_Task directions:_ Go through the listing and copy each line with the string "data".

* Start Supplied entries *

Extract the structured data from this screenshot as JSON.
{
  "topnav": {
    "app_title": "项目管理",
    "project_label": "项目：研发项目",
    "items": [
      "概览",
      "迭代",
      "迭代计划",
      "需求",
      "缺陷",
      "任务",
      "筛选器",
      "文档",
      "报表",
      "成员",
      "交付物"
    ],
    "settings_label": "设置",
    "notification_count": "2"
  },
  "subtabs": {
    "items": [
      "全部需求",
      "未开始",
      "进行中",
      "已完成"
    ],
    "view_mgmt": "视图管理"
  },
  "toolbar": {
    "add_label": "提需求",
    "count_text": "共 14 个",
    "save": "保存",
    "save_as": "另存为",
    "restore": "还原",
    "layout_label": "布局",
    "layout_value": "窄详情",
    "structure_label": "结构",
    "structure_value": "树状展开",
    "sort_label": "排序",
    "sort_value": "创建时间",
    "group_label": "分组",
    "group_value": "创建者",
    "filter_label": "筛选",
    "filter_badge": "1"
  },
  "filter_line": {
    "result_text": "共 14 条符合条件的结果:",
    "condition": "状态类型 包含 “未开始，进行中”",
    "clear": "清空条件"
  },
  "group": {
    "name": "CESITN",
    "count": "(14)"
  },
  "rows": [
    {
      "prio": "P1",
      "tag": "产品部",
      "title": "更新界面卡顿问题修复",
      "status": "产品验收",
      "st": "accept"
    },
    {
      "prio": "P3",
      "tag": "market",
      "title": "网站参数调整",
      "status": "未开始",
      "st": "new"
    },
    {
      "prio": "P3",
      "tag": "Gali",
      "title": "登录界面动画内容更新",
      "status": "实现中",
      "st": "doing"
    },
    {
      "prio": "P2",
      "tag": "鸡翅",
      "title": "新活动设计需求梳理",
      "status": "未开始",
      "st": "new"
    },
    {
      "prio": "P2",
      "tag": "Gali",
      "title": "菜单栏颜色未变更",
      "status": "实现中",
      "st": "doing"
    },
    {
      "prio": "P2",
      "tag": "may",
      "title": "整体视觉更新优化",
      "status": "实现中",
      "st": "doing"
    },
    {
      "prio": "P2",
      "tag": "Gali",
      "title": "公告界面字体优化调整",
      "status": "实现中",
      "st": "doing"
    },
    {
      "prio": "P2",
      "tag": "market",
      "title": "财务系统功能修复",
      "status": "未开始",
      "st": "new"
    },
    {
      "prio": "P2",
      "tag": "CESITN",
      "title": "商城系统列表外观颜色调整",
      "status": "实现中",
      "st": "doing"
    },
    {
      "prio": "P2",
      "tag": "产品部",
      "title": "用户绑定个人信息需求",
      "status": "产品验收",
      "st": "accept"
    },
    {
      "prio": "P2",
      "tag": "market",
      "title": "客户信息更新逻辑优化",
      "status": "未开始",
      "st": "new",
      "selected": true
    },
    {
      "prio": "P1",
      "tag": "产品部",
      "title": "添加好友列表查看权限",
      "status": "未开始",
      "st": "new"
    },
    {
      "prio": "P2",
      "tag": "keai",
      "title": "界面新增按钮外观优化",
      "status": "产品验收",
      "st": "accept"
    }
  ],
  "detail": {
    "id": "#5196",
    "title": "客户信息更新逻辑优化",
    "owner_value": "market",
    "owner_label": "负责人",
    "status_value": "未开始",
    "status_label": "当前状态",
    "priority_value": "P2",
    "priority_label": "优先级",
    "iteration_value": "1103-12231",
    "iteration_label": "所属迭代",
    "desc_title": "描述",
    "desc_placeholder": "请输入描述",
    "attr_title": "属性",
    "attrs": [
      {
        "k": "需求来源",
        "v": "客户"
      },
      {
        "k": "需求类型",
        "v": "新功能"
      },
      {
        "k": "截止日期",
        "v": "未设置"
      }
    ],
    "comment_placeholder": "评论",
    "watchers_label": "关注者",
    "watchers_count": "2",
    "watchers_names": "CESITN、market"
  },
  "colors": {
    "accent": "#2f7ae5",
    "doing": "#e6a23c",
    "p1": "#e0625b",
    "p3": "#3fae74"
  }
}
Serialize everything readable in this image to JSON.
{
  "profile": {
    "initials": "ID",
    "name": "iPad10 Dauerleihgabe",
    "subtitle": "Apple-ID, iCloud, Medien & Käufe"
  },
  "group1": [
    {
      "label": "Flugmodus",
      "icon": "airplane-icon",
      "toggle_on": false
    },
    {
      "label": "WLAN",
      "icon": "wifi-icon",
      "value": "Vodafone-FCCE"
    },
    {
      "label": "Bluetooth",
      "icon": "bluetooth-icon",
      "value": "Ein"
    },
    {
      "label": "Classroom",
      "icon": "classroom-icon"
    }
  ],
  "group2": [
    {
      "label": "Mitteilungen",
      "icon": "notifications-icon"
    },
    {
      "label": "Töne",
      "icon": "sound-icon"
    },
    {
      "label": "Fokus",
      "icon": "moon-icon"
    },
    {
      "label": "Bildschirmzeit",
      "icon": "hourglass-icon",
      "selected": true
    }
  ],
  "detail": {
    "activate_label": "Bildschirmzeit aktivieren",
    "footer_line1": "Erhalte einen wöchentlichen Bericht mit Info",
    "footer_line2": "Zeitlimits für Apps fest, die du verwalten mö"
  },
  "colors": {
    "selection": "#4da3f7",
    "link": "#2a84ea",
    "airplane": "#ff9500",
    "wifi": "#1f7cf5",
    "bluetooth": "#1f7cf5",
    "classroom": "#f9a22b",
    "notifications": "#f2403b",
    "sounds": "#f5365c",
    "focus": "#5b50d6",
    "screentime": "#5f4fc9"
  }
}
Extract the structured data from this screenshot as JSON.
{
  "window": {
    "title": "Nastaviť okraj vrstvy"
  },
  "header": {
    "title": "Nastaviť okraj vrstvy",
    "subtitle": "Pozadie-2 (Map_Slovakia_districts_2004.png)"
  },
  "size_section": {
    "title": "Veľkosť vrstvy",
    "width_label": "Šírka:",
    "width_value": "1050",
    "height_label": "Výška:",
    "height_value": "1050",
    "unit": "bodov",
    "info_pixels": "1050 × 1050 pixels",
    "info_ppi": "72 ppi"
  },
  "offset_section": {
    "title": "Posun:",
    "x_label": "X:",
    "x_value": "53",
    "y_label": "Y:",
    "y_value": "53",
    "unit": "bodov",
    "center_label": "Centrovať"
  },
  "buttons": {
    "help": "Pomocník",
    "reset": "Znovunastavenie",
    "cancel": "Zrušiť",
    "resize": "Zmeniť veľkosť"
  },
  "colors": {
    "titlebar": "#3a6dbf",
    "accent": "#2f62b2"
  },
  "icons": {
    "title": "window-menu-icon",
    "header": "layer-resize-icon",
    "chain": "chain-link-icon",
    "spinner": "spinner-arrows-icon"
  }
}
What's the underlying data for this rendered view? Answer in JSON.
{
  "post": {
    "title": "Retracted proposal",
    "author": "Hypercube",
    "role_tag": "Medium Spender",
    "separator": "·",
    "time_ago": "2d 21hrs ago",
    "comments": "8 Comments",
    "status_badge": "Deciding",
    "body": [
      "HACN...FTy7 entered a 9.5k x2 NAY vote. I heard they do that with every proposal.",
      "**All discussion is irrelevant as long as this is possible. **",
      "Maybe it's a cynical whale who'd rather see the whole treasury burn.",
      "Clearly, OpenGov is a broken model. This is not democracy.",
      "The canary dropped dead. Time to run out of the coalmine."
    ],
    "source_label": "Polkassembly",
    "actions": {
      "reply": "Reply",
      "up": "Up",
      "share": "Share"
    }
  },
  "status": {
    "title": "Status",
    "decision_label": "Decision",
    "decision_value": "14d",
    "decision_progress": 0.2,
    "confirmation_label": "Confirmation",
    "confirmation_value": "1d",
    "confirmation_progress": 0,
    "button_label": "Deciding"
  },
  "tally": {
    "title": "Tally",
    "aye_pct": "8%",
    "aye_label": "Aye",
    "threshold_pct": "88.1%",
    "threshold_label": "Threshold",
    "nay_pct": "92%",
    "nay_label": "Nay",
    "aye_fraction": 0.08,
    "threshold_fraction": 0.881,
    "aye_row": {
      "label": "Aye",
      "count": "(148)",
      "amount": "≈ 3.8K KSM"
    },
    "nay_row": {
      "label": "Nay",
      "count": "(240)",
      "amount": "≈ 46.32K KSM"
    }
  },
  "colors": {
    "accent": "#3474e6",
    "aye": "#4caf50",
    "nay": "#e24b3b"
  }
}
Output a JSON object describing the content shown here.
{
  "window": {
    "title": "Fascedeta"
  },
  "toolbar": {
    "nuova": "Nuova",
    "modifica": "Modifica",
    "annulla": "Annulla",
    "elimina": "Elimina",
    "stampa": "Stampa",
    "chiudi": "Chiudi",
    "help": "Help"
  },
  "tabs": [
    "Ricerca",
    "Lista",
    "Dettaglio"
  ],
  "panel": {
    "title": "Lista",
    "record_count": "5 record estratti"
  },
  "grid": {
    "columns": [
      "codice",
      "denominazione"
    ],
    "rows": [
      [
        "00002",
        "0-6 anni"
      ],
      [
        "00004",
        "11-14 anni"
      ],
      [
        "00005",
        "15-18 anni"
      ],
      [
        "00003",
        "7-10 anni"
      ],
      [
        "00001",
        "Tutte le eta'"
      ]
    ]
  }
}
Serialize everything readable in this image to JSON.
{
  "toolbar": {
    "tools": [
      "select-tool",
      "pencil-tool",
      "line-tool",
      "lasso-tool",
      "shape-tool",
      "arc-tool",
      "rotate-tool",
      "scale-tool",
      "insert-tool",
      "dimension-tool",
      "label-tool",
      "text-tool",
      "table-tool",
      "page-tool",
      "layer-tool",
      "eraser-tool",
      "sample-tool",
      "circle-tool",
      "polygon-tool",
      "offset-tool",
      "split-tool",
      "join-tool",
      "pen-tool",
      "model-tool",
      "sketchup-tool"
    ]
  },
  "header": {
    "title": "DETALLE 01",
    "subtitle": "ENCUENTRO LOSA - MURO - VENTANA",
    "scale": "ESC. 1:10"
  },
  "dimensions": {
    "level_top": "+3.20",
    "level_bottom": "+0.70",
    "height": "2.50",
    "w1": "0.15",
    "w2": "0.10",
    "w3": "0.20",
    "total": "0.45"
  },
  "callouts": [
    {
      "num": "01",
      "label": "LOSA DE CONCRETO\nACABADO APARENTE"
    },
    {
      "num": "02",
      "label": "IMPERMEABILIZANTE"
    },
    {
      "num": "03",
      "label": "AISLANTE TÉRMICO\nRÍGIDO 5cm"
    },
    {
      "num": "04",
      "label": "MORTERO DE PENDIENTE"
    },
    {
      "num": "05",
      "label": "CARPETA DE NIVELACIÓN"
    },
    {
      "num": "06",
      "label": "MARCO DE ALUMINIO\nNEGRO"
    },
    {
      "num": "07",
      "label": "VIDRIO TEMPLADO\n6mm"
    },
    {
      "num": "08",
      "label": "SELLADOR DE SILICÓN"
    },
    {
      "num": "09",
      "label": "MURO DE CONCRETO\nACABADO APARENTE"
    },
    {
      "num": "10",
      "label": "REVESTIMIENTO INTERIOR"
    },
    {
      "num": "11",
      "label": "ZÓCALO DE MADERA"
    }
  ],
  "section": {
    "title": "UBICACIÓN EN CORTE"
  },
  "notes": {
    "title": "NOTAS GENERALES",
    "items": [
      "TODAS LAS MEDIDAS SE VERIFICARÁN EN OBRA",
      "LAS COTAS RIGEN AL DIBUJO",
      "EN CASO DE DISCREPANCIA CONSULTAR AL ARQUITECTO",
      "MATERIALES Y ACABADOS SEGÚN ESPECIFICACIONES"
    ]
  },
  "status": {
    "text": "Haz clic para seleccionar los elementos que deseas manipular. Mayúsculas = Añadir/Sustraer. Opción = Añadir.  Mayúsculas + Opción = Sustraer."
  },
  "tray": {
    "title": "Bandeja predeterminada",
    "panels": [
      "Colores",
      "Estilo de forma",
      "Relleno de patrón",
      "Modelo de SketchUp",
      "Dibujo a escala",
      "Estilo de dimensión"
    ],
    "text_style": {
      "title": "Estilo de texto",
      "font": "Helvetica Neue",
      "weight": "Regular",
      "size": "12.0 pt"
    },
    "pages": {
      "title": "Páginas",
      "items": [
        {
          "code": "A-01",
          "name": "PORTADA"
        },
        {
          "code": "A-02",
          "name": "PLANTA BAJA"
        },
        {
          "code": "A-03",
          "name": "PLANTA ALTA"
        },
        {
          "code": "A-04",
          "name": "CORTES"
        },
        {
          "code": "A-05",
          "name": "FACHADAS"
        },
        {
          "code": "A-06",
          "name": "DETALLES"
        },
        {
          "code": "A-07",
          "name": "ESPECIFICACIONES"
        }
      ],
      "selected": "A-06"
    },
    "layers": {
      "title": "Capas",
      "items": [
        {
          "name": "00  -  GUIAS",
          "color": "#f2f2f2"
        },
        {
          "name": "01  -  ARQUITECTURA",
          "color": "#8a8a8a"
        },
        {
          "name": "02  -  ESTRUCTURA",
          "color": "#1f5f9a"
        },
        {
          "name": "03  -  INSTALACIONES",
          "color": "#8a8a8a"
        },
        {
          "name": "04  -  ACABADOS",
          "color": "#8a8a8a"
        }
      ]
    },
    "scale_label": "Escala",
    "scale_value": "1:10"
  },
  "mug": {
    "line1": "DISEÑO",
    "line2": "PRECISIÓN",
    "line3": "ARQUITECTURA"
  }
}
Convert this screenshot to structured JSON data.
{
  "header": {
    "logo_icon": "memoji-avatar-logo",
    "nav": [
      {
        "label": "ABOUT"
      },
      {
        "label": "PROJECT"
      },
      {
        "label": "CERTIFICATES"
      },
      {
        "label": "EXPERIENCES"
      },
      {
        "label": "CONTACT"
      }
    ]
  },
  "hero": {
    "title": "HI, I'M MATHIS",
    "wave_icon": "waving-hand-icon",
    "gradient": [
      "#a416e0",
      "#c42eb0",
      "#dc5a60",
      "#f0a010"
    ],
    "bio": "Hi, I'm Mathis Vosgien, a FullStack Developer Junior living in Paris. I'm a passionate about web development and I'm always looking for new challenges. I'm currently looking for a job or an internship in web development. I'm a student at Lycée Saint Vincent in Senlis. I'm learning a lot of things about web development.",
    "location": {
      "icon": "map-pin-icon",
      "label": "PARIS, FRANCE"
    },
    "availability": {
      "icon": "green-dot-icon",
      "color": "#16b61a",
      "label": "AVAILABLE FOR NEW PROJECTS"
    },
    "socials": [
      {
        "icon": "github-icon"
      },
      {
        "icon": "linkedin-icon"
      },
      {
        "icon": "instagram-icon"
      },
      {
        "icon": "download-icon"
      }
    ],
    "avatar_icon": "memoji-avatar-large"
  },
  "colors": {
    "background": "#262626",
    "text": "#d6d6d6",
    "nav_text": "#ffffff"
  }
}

* End Supplied entries *

_Exercise result:_
Extract the structured data from this screenshot as JSON.
Extract the structured data from this screenshot as JSON.
What's the underlying data for this rendered view? Answer in JSON.
Convert this screenshot to structured JSON data.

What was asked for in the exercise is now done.